## Task description
Without the pictures, set down every line of the data exactly.

## Data section
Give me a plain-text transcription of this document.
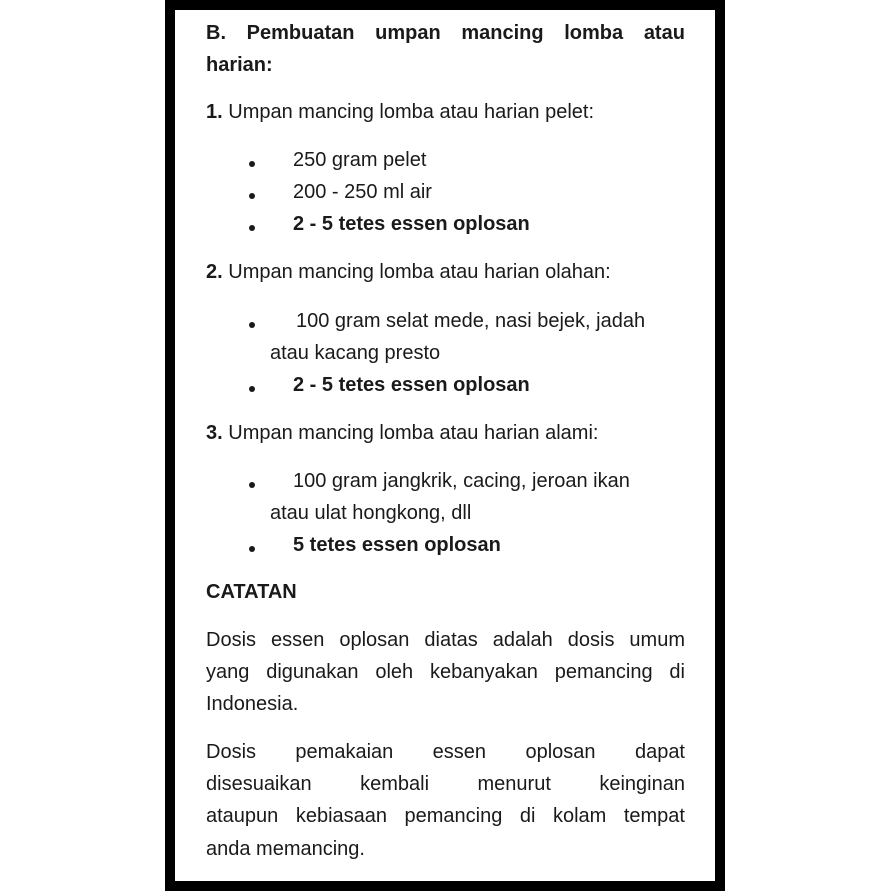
B. Pembuatan umpan mancing lomba atau
harian:
1. Umpan mancing lomba atau harian pelet:
250 gram pelet
200 - 250 ml air
2 - 5 tetes essen oplosan
2. Umpan mancing lomba atau harian olahan:
100 gram selat mede, nasi bejek, jadah
atau kacang presto
2 - 5 tetes essen oplosan
3. Umpan mancing lomba atau harian alami:
100 gram jangkrik, cacing, jeroan ikan
atau ulat hongkong, dll
5 tetes essen oplosan
CATATAN
Dosis essen oplosan diatas adalah dosis umum
yang digunakan oleh kebanyakan pemancing di
Indonesia.
Dosis pemakaian essen oplosan dapat
disesuaikan kembali menurut keinginan
ataupun kebiasaan pemancing di kolam tempat
anda memancing.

## Result
Give me a plain-text transcription of this document.
B. Pembuatan umpan mancing lomba atau
harian:
1. Umpan mancing lomba atau harian pelet:
250 gram pelet
200 - 250 ml air
2 - 5 tetes essen oplosan
2. Umpan mancing lomba atau harian olahan:
100 gram selat mede, nasi bejek, jadah
atau kacang presto
2 - 5 tetes essen oplosan
3. Umpan mancing lomba atau harian alami:
100 gram jangkrik, cacing, jeroan ikan
atau ulat hongkong, dll
5 tetes essen oplosan
CATATAN
Dosis essen oplosan diatas adalah dosis umum
yang digunakan oleh kebanyakan pemancing di
Indonesia.
Dosis pemakaian essen oplosan dapat
disesuaikan kembali menurut keinginan
ataupun kebiasaan pemancing di kolam tempat
anda memancing.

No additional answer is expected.